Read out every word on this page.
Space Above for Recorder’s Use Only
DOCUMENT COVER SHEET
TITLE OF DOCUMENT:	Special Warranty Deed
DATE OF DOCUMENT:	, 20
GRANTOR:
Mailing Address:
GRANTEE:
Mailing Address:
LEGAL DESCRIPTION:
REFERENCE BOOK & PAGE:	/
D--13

· · ·

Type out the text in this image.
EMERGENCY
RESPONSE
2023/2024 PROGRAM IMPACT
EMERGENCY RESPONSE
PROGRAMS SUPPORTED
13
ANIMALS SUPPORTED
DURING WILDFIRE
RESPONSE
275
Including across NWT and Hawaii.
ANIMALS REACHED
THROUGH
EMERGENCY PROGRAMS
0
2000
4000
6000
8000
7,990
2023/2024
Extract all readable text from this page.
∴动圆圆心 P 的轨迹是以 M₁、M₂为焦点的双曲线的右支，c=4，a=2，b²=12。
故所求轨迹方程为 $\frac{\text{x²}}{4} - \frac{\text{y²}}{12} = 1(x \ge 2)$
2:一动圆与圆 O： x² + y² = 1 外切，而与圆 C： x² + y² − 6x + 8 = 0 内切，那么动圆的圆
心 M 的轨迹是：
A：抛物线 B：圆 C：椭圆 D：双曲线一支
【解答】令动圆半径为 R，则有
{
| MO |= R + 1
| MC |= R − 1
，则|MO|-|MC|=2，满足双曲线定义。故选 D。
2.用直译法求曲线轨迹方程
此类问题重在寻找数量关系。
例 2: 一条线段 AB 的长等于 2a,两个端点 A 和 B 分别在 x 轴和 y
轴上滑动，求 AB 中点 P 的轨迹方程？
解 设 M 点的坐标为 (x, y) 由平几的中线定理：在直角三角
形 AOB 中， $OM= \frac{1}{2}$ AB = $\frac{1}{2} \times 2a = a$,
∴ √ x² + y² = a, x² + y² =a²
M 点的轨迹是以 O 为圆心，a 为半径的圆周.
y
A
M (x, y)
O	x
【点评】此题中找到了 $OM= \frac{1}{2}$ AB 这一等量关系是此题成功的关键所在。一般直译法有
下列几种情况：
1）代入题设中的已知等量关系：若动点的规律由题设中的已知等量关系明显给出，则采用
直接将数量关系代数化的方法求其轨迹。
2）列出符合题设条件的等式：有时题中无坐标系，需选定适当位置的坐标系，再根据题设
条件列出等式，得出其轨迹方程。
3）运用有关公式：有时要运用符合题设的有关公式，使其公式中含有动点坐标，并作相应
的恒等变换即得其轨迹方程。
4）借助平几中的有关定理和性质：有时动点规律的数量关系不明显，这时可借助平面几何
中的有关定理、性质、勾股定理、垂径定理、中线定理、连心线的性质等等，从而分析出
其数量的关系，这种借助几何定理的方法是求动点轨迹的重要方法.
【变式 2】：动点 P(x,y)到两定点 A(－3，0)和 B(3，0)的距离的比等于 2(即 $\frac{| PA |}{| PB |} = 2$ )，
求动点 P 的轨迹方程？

· · ·

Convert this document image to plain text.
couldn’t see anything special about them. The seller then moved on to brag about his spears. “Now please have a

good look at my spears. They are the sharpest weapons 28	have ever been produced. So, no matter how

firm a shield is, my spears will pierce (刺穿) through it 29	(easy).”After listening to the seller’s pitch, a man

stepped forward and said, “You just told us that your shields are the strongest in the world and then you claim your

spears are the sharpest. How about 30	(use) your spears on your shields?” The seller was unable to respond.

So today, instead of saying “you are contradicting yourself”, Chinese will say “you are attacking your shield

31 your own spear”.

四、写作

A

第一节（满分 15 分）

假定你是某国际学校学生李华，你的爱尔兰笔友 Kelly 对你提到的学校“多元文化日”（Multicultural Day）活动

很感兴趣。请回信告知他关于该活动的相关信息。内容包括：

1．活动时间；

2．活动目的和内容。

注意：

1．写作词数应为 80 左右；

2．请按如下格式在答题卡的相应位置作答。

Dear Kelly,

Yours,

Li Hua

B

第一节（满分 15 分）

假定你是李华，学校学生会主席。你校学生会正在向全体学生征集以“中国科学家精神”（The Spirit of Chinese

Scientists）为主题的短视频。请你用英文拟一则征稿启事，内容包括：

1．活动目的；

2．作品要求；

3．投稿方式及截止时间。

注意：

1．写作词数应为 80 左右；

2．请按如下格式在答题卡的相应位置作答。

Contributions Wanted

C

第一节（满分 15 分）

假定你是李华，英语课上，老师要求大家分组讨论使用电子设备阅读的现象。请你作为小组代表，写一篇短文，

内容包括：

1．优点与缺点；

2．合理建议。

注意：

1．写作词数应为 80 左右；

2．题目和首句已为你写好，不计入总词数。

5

· · ·

Search the lines for the word "Kelly" and report how many contain it, by number only.

2